• [Goal]
Copy every line of the following data that includes the string "Oceania".
::: Supplied data :::
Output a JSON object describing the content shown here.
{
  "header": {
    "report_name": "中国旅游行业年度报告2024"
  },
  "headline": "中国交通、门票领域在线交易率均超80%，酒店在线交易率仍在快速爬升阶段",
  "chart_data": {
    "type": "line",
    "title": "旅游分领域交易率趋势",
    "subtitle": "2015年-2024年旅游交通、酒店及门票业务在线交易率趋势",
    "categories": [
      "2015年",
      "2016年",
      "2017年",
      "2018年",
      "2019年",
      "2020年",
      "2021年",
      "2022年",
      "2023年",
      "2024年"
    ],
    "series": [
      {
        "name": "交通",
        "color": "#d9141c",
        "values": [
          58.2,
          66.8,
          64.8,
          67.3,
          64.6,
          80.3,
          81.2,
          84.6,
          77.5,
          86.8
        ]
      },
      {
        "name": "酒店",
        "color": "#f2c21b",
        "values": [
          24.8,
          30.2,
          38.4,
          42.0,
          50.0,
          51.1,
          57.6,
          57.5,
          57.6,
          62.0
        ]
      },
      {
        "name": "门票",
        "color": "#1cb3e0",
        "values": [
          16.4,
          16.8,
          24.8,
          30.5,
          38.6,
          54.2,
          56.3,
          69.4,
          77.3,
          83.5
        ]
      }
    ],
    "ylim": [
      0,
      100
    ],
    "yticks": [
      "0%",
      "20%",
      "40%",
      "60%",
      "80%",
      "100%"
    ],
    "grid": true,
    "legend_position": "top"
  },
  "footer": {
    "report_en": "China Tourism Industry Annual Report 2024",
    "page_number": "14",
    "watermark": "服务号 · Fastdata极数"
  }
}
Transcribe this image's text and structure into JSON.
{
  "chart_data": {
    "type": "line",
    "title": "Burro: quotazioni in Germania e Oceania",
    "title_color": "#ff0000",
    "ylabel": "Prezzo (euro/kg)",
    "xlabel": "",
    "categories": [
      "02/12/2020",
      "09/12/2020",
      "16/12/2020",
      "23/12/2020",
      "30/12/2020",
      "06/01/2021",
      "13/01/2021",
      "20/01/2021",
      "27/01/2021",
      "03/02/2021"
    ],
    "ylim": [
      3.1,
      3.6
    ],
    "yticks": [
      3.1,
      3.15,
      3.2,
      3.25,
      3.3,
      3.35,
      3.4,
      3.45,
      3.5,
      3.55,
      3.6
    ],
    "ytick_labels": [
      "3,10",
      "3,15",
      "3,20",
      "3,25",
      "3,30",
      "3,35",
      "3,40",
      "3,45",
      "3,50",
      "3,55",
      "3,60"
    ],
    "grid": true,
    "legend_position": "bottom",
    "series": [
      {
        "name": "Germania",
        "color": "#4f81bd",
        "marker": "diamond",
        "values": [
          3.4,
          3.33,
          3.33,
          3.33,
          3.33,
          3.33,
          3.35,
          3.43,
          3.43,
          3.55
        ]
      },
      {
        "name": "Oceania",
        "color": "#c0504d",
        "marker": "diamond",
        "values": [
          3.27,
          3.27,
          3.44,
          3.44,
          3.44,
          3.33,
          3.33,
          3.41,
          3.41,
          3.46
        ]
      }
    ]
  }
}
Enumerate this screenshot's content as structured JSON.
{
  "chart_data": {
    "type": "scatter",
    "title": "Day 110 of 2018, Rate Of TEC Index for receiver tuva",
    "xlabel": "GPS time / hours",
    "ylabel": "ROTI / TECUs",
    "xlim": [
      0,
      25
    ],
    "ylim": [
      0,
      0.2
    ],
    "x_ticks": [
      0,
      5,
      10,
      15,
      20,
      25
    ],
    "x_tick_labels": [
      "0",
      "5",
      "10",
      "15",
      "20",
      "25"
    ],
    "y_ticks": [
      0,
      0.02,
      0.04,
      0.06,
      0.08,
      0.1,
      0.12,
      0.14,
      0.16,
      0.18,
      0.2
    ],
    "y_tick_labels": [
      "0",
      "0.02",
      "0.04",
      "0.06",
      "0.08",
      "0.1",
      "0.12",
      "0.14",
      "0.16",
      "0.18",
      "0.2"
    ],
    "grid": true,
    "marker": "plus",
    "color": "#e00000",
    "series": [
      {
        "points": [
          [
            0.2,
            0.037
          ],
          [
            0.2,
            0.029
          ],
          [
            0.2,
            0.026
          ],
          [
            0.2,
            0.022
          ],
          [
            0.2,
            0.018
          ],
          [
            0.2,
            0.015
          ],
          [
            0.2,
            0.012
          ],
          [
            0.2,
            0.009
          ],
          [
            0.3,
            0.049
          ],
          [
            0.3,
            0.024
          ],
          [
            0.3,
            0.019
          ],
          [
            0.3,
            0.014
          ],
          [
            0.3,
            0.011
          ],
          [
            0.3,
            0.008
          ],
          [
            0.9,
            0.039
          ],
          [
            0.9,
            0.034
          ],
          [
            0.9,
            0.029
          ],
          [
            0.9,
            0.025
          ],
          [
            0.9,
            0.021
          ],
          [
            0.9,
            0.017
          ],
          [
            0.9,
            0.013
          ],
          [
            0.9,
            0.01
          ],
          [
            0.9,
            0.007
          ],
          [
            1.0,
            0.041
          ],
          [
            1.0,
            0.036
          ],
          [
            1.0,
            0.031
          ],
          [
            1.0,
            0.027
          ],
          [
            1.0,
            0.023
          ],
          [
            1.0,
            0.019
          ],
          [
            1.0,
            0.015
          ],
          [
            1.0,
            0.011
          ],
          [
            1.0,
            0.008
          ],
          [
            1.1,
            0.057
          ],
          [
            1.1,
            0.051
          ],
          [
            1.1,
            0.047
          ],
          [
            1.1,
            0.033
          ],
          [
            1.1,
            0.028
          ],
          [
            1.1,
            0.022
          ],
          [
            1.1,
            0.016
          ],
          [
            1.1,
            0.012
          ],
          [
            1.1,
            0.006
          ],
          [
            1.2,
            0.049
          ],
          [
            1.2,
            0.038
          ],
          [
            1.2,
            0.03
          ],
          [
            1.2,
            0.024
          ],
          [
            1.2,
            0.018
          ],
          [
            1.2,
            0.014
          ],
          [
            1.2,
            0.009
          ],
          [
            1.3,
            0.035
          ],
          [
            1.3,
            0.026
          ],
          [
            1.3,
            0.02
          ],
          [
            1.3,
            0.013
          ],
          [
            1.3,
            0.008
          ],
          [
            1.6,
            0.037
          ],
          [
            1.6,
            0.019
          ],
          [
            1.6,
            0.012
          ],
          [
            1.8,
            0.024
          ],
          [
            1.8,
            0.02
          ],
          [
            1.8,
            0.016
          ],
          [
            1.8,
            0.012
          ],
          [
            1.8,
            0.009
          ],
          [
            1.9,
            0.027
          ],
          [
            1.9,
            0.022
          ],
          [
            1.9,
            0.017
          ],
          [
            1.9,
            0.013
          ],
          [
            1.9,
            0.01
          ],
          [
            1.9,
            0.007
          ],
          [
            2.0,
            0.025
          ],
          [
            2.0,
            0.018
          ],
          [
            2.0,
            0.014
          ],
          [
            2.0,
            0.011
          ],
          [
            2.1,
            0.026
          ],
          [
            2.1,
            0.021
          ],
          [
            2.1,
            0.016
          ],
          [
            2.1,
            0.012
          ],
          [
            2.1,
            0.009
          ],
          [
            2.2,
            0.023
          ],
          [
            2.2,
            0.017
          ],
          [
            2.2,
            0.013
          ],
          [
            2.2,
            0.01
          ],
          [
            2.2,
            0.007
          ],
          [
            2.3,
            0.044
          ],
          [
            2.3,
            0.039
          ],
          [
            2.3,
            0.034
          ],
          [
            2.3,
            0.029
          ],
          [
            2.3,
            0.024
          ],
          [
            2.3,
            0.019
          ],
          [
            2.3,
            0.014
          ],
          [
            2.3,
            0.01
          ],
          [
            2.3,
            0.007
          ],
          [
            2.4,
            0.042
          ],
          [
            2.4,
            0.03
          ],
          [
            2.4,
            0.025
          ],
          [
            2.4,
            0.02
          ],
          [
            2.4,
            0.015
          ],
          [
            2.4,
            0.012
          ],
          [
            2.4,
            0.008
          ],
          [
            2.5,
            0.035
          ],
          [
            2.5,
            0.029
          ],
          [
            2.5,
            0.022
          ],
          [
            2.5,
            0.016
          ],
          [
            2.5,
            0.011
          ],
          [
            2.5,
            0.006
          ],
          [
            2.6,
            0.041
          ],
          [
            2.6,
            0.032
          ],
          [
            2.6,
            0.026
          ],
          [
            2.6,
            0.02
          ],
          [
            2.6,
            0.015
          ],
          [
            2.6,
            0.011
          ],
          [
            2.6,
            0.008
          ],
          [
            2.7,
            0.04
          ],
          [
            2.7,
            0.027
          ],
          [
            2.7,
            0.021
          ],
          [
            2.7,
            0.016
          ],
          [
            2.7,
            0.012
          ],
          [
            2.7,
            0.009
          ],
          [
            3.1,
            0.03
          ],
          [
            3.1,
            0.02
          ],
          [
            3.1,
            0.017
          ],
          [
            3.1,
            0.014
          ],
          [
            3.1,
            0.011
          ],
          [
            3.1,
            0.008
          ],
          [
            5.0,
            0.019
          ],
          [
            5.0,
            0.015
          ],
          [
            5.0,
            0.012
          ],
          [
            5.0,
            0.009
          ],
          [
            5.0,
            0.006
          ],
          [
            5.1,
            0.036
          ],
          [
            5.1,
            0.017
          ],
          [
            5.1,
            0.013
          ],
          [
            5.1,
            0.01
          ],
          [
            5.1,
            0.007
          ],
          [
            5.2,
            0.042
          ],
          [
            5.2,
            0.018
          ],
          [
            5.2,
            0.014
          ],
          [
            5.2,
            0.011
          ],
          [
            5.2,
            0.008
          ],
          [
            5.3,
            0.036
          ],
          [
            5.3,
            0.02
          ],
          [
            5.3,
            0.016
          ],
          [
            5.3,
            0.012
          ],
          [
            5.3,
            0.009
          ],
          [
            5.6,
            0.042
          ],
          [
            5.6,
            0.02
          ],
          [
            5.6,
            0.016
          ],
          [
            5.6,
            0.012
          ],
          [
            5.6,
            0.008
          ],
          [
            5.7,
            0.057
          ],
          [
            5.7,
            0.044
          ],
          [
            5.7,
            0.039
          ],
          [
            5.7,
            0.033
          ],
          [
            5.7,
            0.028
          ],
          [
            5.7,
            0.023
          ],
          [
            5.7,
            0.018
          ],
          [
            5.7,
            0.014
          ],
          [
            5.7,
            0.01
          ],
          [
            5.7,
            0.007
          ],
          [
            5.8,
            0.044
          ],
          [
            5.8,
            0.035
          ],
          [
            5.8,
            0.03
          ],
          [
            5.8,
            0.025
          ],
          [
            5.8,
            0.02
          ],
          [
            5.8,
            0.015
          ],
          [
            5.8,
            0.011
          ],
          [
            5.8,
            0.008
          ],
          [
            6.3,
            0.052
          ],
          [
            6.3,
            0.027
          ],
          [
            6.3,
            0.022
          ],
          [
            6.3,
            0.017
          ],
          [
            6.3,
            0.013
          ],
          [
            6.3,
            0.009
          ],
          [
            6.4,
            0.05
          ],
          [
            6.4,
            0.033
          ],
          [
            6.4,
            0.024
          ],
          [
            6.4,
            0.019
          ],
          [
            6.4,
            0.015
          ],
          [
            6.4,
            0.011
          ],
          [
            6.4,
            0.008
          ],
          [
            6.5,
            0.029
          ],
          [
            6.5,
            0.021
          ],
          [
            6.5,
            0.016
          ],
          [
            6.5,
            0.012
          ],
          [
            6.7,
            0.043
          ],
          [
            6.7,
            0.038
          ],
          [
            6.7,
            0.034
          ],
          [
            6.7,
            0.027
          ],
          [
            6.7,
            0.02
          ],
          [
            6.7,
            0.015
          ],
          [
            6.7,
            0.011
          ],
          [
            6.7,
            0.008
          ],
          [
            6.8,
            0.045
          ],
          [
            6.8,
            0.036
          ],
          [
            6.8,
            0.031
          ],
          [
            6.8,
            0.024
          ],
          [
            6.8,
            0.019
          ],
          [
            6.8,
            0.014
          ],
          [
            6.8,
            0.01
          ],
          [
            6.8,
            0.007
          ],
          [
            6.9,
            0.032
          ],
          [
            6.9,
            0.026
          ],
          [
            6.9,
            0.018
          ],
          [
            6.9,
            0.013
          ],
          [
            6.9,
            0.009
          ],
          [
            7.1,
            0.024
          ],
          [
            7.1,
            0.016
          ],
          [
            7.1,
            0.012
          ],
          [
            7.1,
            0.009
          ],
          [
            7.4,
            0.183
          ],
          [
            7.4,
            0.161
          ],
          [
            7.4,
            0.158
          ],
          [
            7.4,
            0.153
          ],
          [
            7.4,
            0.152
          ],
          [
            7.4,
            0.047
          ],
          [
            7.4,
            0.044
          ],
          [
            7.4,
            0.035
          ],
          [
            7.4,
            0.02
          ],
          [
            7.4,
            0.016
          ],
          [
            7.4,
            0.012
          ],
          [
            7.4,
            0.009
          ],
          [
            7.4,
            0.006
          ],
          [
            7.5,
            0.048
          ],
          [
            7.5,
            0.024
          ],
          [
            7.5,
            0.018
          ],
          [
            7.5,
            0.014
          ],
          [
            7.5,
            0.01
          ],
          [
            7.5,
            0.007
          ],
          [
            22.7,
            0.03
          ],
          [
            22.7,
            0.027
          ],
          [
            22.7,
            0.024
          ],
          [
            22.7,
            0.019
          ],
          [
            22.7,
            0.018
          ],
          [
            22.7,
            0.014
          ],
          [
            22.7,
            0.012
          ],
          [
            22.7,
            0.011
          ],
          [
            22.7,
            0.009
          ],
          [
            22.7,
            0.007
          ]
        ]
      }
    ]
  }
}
:::
• [The completed task]
    "title": "Burro: quotazioni in Germania e Oceania",
        "name": "Oceania",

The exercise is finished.